:: Action item ::
Your task is to filter the data below down to the lines holding "Ambiente".

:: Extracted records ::

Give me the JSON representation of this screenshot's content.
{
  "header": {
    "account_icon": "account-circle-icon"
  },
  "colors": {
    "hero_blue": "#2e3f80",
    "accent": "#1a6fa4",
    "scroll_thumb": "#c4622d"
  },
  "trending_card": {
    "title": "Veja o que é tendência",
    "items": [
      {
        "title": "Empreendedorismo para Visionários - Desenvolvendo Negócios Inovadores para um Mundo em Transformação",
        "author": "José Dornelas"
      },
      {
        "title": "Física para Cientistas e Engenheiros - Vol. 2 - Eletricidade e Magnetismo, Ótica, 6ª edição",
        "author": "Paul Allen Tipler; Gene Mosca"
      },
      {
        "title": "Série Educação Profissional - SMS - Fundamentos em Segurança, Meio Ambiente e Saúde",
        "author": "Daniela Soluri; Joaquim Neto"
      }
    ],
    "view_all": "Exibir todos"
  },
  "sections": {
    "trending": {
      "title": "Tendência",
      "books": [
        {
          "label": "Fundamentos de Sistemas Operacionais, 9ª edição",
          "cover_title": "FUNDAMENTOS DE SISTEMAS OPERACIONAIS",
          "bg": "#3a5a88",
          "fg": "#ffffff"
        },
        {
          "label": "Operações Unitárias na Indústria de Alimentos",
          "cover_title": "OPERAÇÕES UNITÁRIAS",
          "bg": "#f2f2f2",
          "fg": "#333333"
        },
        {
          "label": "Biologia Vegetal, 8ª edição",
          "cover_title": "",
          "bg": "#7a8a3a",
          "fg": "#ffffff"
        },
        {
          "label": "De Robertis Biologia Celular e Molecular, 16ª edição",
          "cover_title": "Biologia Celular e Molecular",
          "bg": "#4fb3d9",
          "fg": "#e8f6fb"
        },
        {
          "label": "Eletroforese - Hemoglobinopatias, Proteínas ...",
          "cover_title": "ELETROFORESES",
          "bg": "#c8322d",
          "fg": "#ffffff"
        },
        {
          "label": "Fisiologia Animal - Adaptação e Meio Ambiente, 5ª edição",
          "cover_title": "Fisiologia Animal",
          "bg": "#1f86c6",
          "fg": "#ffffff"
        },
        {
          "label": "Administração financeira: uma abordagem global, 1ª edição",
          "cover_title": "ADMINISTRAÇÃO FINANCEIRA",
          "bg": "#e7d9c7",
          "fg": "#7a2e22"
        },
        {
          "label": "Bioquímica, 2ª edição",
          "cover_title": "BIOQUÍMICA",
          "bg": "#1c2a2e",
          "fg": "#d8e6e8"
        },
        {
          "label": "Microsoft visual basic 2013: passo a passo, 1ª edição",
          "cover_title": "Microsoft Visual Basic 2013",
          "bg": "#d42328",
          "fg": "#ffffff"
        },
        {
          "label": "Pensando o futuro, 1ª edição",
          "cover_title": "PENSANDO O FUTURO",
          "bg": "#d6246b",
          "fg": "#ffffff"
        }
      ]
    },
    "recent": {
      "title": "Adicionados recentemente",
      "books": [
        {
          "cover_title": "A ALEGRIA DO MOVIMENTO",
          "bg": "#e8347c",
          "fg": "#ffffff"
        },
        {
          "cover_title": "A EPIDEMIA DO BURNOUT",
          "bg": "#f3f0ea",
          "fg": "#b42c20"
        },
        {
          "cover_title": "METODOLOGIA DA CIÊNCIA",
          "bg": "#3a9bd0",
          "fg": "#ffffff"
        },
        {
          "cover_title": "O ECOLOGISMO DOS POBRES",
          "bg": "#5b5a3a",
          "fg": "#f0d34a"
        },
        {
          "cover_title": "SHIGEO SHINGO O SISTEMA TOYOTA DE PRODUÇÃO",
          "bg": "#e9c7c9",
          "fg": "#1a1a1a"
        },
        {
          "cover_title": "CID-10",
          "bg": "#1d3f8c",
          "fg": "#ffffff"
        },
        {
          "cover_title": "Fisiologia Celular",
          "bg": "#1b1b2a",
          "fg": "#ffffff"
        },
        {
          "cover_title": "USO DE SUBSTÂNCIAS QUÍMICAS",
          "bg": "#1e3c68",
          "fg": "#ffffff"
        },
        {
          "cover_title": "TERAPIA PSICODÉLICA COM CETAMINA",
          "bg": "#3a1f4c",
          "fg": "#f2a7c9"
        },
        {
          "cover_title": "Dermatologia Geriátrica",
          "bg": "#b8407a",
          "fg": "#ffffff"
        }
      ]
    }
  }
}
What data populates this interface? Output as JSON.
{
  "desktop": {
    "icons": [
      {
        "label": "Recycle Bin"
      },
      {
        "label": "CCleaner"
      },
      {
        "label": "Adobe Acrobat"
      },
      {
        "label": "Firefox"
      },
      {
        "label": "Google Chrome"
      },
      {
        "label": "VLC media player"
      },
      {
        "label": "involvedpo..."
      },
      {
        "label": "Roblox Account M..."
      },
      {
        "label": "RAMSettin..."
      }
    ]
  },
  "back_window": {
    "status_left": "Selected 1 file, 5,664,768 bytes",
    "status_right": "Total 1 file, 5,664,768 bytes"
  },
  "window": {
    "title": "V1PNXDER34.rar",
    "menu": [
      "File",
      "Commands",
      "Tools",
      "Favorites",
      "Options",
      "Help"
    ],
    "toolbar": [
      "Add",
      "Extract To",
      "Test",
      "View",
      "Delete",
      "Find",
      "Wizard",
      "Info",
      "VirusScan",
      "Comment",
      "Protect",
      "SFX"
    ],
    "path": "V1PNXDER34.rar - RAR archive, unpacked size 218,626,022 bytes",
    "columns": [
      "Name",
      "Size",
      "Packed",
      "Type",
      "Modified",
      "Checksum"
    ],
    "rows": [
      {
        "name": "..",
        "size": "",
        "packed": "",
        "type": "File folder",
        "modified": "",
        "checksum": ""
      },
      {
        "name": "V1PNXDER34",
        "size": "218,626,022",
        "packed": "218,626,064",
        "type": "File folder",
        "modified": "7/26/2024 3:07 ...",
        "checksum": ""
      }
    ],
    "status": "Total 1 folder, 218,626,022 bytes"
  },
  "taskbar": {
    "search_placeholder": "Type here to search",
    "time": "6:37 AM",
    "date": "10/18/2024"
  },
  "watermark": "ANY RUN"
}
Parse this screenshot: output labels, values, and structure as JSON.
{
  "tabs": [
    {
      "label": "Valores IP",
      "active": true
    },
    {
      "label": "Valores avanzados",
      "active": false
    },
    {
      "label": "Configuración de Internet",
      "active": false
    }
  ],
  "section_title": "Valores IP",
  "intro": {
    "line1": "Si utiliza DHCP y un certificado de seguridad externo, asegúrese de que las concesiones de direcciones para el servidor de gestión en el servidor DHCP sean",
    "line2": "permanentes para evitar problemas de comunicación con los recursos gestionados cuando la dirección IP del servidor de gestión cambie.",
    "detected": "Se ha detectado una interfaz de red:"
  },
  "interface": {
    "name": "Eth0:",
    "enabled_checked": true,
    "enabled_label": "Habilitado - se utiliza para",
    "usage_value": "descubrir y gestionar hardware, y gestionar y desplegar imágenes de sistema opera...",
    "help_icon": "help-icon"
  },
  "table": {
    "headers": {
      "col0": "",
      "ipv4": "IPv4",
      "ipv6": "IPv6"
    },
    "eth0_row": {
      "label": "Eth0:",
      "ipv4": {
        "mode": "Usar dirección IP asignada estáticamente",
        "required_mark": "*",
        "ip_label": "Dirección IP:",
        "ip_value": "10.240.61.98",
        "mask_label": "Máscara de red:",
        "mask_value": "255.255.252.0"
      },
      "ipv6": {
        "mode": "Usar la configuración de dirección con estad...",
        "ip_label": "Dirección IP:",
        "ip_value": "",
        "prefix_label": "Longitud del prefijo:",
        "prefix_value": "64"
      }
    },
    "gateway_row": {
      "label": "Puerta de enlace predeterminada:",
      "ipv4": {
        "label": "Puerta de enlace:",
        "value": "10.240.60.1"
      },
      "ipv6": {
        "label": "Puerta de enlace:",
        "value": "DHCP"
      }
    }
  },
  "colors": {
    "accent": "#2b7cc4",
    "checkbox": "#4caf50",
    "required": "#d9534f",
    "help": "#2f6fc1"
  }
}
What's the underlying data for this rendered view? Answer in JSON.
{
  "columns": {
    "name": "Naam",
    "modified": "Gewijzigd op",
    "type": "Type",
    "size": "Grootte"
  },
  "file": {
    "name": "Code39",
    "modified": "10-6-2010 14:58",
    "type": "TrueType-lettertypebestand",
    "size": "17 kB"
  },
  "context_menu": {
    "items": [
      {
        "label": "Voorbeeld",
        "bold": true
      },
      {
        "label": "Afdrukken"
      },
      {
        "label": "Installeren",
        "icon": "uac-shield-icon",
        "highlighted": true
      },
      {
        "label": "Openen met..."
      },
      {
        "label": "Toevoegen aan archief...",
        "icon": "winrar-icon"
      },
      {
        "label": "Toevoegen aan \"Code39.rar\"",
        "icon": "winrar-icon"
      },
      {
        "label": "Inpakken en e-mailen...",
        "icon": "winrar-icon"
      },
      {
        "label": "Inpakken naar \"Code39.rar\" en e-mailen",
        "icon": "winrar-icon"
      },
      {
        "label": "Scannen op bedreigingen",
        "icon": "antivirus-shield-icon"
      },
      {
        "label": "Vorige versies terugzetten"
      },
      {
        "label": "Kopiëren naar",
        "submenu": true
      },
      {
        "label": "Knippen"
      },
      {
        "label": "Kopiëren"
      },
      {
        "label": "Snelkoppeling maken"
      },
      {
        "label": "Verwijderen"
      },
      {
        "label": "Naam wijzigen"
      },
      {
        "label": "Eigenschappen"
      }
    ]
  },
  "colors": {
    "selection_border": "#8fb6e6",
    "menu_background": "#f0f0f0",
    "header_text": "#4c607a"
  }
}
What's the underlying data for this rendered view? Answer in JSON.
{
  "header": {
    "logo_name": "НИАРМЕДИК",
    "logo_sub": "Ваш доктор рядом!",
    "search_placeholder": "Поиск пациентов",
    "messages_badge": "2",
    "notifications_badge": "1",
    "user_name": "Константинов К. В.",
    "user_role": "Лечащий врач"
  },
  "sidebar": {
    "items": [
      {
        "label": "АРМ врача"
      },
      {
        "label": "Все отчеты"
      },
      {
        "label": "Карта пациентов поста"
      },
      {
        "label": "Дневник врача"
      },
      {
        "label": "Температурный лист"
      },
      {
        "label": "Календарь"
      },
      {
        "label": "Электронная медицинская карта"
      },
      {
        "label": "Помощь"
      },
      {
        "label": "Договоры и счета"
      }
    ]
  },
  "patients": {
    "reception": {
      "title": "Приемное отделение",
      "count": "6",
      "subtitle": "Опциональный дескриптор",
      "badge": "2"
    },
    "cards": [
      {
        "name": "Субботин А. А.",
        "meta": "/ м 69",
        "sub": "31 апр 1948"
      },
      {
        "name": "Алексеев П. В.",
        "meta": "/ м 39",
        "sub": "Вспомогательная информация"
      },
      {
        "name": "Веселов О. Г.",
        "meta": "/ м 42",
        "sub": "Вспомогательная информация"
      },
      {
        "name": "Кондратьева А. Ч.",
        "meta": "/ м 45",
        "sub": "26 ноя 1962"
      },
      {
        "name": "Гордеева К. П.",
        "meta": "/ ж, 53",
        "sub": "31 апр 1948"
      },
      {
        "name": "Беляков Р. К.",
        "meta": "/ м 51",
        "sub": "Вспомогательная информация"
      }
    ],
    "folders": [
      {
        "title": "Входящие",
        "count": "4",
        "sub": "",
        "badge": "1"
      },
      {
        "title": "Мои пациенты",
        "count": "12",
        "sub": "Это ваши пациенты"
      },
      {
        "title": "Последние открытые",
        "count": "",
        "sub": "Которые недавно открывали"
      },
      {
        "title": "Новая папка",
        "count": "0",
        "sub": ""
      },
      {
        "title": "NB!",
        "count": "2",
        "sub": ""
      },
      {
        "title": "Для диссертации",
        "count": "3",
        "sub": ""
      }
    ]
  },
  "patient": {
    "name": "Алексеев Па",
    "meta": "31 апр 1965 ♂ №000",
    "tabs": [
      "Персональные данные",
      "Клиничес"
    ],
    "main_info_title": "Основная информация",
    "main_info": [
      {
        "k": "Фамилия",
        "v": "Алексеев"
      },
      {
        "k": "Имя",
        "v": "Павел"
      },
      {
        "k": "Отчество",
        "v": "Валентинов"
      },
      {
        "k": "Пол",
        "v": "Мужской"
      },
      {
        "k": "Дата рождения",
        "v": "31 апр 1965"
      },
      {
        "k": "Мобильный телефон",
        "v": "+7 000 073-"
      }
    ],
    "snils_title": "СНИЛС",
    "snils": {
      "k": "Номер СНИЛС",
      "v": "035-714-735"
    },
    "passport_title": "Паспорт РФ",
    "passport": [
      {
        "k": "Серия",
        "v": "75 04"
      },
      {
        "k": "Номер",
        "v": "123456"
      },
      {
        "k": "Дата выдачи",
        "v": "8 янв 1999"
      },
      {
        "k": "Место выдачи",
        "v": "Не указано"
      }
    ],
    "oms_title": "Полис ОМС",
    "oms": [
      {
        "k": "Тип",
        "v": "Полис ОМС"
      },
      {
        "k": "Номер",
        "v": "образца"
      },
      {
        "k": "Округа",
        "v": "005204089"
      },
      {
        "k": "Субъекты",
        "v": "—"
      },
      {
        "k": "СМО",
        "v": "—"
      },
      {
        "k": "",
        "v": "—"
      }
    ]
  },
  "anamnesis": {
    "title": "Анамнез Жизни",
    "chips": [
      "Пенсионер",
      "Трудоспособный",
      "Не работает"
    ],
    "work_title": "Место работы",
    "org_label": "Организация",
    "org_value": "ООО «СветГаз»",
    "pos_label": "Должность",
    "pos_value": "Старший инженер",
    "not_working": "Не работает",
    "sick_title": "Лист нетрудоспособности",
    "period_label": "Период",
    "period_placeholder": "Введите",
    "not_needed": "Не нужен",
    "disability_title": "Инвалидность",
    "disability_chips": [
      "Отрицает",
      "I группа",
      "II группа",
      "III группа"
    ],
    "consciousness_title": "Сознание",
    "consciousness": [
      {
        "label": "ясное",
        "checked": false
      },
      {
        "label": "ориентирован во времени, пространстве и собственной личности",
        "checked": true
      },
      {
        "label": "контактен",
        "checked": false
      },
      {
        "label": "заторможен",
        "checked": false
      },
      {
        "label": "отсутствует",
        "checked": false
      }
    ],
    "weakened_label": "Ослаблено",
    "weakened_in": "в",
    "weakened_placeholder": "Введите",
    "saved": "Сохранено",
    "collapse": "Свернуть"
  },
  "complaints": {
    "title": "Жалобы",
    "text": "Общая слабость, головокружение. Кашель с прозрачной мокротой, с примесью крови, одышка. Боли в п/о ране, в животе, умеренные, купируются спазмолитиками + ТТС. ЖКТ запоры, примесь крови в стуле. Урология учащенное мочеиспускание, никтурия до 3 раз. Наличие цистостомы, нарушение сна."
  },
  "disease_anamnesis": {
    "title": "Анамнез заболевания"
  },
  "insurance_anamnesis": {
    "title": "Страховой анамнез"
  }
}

:: Answer area ::
        "title": "Série Educação Profissional - SMS - Fundamentos em Segurança, Meio Ambiente e Saúde",
          "label": "Fisiologia Animal - Adaptação e Meio Ambiente, 5ª edição",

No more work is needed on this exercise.